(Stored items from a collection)
----------------------------------------
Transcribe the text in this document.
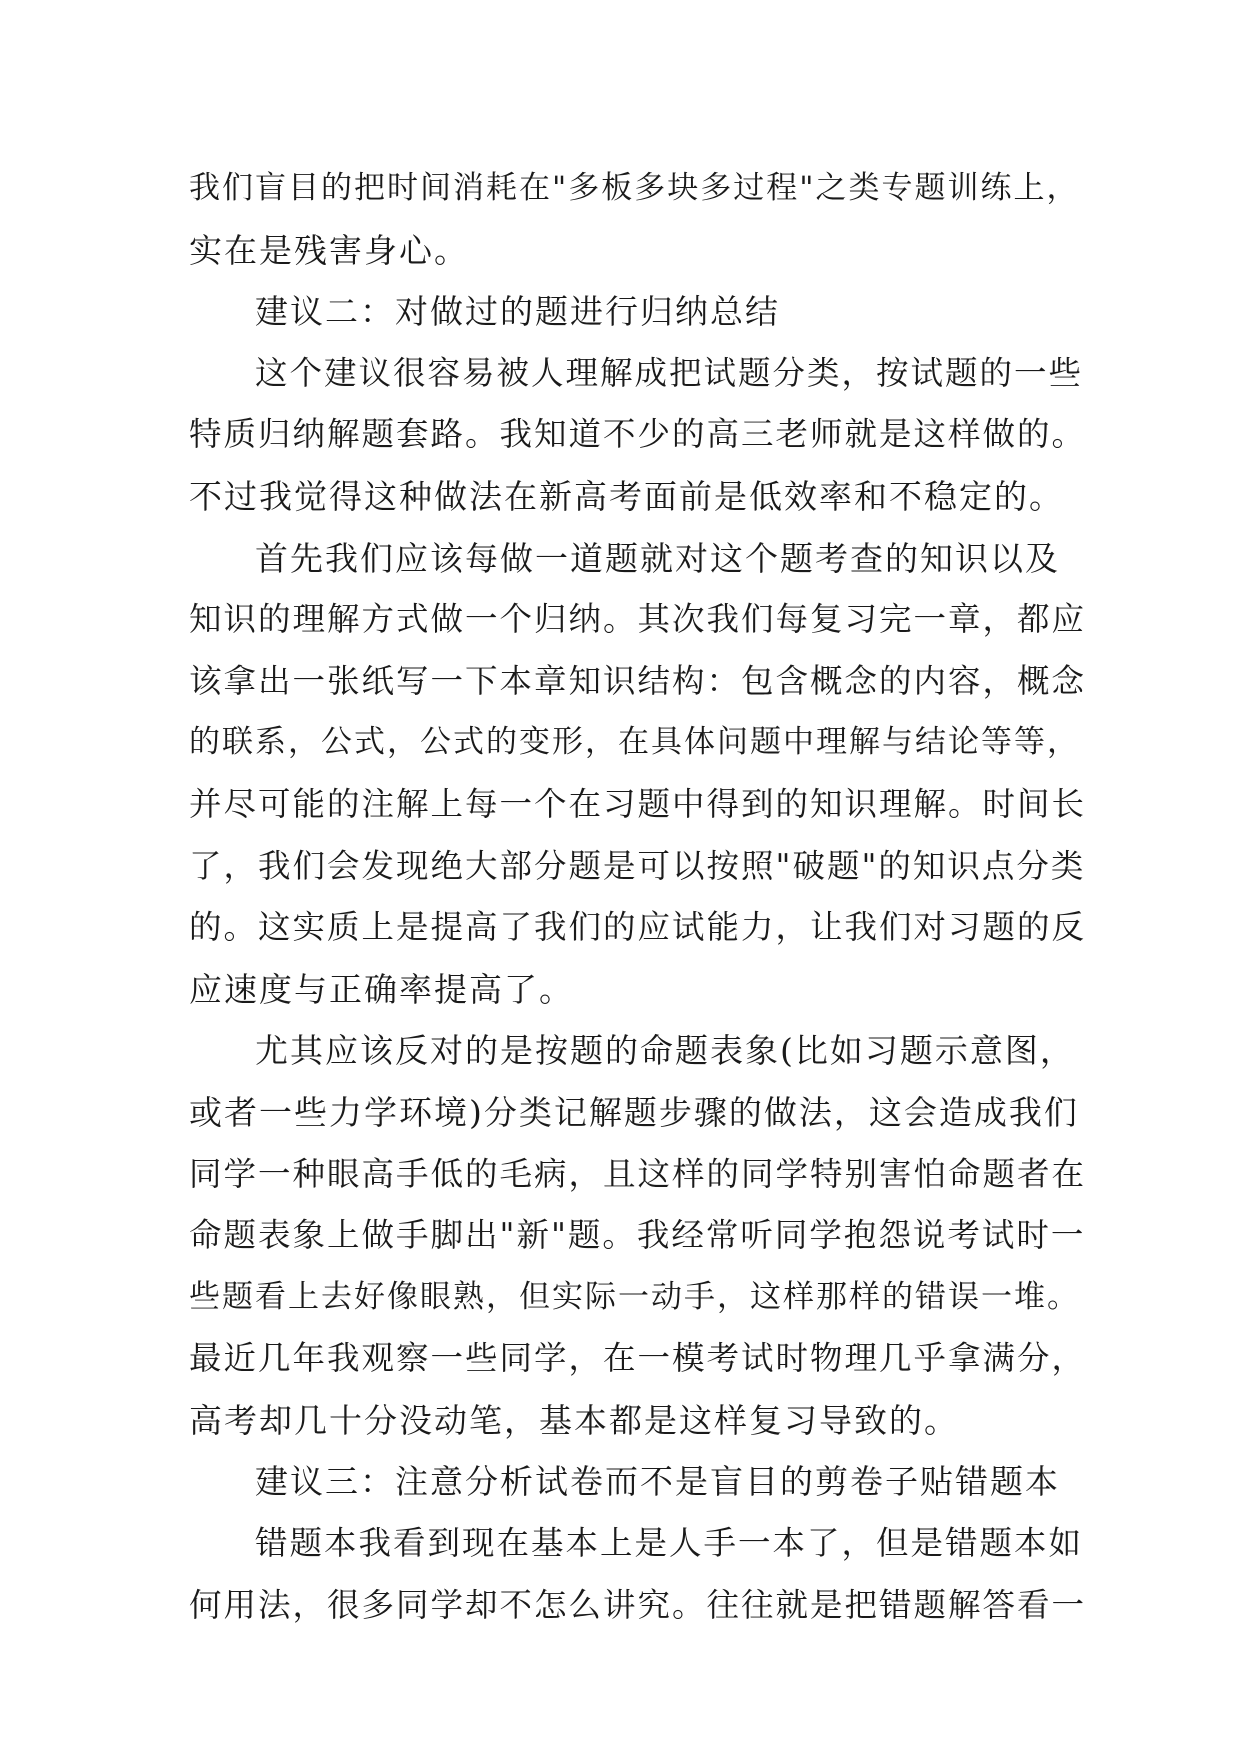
我们盲目的把时间消耗在"多板多块多过程"之类专题训练上，
实在是残害身心。
建议二：对做过的题进行归纳总结
这个建议很容易被人理解成把试题分类，按试题的一些
特质归纳解题套路。我知道不少的高三老师就是这样做的。
不过我觉得这种做法在新高考面前是低效率和不稳定的。
首先我们应该每做一道题就对这个题考查的知识以及
知识的理解方式做一个归纳。其次我们每复习完一章，都应
该拿出一张纸写一下本章知识结构：包含概念的内容，概念
的联系，公式，公式的变形，在具体问题中理解与结论等等，
并尽可能的注解上每一个在习题中得到的知识理解。时间长
了，我们会发现绝大部分题是可以按照"破题"的知识点分类
的。这实质上是提高了我们的应试能力，让我们对习题的反
应速度与正确率提高了。
尤其应该反对的是按题的命题表象(比如习题示意图，
或者一些力学环境)分类记解题步骤的做法，这会造成我们
同学一种眼高手低的毛病，且这样的同学特别害怕命题者在
命题表象上做手脚出"新"题。我经常听同学抱怨说考试时一
些题看上去好像眼熟，但实际一动手，这样那样的错误一堆。
最近几年我观察一些同学，在一模考试时物理几乎拿满分，
高考却几十分没动笔，基本都是这样复习导致的。
建议三：注意分析试卷而不是盲目的剪卷子贴错题本
错题本我看到现在基本上是人手一本了，但是错题本如
何用法，很多同学却不怎么讲究。往往就是把错题解答看一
----------------------------------------
Print every entry exactly as written, without the pictures.

Answer for the task
Transcribe the text in this document.
我们盲目的把时间消耗在"多板多块多过程"之类专题训练上，
实在是残害身心。
建议二：对做过的题进行归纳总结
这个建议很容易被人理解成把试题分类，按试题的一些
特质归纳解题套路。我知道不少的高三老师就是这样做的。
不过我觉得这种做法在新高考面前是低效率和不稳定的。
首先我们应该每做一道题就对这个题考查的知识以及
知识的理解方式做一个归纳。其次我们每复习完一章，都应
该拿出一张纸写一下本章知识结构：包含概念的内容，概念
的联系，公式，公式的变形，在具体问题中理解与结论等等，
并尽可能的注解上每一个在习题中得到的知识理解。时间长
了，我们会发现绝大部分题是可以按照"破题"的知识点分类
的。这实质上是提高了我们的应试能力，让我们对习题的反
应速度与正确率提高了。
尤其应该反对的是按题的命题表象(比如习题示意图，
或者一些力学环境)分类记解题步骤的做法，这会造成我们
同学一种眼高手低的毛病，且这样的同学特别害怕命题者在
命题表象上做手脚出"新"题。我经常听同学抱怨说考试时一
些题看上去好像眼熟，但实际一动手，这样那样的错误一堆。
最近几年我观察一些同学，在一模考试时物理几乎拿满分，
高考却几十分没动笔，基本都是这样复习导致的。
建议三：注意分析试卷而不是盲目的剪卷子贴错题本
错题本我看到现在基本上是人手一本了，但是错题本如
何用法，很多同学却不怎么讲究。往往就是把错题解答看一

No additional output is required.